_Data shown_:
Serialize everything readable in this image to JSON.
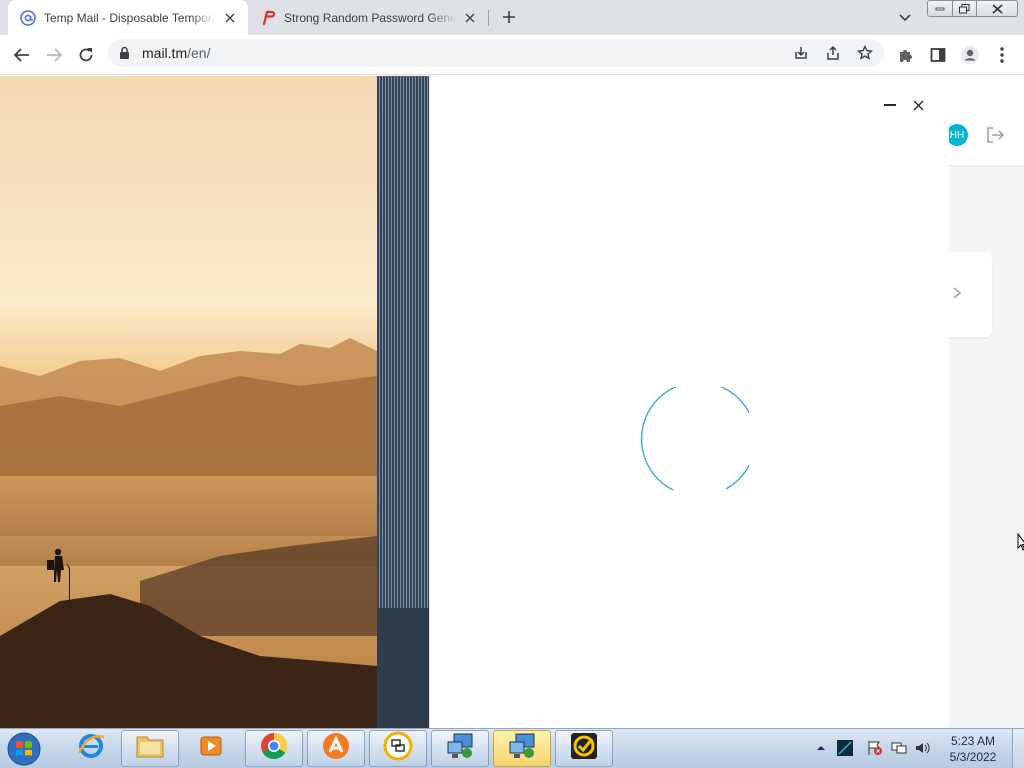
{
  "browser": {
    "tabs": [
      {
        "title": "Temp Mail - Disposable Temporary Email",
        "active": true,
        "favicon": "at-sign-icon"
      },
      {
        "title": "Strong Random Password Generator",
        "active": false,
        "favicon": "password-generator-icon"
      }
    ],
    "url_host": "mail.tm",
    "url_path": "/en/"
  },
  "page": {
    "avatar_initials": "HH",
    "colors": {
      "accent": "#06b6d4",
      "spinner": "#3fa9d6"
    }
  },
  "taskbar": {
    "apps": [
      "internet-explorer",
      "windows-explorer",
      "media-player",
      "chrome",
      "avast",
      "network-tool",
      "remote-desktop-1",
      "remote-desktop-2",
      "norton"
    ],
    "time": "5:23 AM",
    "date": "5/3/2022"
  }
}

_Task directions_: Report all lines of the data above that include the string "title".

_Result of the exercise_:
        "title": "Temp Mail - Disposable Temporary Email",
        "title": "Strong Random Password Generator",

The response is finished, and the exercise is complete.